─── Data entries

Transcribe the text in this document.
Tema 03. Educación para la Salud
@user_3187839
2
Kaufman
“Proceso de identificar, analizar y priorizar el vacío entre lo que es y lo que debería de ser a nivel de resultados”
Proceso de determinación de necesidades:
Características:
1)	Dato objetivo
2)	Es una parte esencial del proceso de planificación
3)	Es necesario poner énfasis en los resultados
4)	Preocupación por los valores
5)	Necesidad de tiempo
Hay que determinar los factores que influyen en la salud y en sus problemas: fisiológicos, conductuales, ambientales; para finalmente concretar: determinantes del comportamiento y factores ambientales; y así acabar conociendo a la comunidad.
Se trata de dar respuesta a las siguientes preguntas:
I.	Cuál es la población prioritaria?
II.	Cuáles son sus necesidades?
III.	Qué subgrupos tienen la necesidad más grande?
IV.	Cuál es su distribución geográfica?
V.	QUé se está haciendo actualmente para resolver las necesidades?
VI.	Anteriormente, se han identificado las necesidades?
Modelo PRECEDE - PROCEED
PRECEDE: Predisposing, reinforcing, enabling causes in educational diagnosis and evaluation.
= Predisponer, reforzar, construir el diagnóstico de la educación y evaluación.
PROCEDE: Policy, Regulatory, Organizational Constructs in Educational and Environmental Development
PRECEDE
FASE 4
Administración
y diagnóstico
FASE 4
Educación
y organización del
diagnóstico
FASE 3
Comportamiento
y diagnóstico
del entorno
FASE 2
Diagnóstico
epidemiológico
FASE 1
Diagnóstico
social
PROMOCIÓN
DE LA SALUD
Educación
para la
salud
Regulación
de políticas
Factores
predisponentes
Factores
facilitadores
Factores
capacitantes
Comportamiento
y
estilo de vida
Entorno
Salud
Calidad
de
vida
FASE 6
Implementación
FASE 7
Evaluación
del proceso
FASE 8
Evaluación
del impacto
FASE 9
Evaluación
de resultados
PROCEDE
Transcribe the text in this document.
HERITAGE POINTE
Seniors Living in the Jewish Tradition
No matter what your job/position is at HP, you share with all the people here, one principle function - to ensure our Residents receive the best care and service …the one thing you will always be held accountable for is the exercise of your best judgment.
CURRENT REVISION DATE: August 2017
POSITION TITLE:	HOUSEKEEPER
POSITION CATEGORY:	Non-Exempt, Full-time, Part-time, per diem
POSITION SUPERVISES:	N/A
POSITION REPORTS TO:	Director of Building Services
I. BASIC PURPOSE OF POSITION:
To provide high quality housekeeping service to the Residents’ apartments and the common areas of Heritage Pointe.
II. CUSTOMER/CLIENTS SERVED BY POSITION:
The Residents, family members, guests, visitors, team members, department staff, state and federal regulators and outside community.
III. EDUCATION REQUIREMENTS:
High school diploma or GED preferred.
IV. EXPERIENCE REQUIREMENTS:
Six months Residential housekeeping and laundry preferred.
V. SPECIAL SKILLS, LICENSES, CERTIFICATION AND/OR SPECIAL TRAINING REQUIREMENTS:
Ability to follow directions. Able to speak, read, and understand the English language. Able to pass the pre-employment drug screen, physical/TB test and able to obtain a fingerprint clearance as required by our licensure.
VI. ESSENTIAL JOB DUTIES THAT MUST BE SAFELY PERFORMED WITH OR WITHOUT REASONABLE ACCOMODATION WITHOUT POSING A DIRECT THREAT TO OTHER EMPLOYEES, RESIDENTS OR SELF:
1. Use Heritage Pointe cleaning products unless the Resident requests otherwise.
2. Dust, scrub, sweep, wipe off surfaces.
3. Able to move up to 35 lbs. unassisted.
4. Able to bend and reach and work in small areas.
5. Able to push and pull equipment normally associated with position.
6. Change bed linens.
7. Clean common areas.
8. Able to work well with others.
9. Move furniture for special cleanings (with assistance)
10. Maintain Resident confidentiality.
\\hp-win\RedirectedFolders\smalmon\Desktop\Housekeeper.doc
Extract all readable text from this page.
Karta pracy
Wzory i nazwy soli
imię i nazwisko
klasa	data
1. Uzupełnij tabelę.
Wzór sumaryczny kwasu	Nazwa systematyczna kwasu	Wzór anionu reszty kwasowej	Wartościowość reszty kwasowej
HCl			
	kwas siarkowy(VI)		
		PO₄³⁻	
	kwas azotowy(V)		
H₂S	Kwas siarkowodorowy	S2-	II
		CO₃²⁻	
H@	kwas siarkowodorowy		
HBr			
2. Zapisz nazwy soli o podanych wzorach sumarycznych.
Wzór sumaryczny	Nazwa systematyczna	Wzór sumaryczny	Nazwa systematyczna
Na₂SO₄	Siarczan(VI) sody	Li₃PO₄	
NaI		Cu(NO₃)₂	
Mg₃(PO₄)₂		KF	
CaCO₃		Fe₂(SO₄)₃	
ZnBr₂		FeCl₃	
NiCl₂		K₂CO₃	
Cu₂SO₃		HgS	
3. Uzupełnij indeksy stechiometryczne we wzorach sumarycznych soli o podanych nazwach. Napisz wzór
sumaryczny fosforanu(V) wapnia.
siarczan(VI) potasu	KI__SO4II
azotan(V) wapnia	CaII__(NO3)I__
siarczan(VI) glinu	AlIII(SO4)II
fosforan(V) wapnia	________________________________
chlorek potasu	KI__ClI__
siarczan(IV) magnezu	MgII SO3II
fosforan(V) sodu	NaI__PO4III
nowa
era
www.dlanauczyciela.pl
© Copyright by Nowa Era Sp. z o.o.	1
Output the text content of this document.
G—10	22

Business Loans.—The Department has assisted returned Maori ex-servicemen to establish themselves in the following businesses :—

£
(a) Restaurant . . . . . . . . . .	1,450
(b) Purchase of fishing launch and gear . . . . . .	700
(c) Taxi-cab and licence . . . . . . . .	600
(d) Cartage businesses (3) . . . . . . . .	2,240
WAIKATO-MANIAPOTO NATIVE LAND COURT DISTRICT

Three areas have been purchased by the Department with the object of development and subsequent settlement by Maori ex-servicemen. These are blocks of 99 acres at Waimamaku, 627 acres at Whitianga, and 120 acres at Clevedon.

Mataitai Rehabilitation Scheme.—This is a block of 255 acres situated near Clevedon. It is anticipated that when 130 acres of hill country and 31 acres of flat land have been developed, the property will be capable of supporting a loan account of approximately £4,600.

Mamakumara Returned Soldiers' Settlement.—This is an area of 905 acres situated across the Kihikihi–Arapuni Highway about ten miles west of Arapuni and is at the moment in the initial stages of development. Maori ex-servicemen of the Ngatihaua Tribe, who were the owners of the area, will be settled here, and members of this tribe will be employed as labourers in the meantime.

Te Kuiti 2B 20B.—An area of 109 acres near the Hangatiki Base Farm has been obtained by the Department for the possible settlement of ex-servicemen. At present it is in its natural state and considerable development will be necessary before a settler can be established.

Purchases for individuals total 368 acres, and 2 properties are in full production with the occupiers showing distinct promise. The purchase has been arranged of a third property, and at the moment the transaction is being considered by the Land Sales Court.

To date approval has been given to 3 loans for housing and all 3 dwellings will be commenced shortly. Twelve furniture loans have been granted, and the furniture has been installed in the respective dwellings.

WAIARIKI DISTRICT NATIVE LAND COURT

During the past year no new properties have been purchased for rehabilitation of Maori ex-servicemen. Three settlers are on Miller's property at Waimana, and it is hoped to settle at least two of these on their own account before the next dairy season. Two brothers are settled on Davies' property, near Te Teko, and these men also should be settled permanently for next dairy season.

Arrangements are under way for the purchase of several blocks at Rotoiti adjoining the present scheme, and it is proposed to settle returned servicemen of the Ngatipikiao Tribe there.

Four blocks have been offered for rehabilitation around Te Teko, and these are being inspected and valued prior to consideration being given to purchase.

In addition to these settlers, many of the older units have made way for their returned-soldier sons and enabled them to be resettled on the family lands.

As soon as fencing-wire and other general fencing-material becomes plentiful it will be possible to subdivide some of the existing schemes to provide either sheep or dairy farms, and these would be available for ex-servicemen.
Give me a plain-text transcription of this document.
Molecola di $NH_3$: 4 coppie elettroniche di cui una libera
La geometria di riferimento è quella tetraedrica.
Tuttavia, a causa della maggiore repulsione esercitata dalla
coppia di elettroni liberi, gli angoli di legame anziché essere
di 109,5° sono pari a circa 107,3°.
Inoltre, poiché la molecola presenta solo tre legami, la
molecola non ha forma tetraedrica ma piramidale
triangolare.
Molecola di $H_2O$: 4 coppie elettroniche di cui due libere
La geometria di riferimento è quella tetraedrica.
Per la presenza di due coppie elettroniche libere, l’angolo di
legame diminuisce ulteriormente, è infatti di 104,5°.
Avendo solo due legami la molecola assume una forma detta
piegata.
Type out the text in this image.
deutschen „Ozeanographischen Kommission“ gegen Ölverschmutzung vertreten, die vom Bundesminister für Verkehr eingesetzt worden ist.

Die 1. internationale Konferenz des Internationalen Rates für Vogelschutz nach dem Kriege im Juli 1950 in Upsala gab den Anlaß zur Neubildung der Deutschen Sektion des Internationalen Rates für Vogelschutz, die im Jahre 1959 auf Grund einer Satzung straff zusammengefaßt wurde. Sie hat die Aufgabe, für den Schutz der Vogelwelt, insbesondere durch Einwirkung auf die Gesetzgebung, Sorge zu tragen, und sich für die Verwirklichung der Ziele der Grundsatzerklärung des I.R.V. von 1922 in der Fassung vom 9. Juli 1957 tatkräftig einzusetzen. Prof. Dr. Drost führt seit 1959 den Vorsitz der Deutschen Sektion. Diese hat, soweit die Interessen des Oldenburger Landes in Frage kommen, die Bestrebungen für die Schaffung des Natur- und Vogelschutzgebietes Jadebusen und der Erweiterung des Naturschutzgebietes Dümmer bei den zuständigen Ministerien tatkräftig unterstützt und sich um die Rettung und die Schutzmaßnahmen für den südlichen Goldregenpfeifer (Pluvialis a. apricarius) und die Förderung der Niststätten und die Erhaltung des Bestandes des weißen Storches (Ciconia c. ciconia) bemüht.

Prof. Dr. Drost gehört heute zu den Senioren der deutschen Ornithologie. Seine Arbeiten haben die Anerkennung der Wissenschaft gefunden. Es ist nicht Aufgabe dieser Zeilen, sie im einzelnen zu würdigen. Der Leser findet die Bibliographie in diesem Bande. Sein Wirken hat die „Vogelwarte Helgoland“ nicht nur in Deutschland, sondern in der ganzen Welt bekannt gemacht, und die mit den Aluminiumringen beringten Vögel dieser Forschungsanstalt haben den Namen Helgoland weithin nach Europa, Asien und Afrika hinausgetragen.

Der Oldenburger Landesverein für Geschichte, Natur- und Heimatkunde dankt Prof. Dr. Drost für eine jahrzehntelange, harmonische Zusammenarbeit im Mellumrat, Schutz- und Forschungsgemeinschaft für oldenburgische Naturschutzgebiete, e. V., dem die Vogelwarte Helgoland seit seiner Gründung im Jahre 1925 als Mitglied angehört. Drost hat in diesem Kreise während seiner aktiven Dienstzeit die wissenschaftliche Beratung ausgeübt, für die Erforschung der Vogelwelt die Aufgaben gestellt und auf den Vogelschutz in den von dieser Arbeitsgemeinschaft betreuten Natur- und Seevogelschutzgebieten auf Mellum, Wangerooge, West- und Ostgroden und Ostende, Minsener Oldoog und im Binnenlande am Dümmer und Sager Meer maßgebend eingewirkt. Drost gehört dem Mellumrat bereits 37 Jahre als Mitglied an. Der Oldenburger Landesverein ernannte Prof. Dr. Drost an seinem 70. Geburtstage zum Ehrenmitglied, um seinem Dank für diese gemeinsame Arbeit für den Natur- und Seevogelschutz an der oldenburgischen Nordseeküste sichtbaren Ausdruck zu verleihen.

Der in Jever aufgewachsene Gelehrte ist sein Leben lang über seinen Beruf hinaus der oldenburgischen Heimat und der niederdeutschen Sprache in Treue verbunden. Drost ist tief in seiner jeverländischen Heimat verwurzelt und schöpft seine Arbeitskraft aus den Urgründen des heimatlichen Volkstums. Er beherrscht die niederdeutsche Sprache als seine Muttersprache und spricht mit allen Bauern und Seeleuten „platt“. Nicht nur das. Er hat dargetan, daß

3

──────

Objective | Look through the entries above. Extract each line with the word "PROCEDE".

Final result |
PROCEDE: Policy, Regulatory, Organizational Constructs in Educational and Environmental Development
PROCEDE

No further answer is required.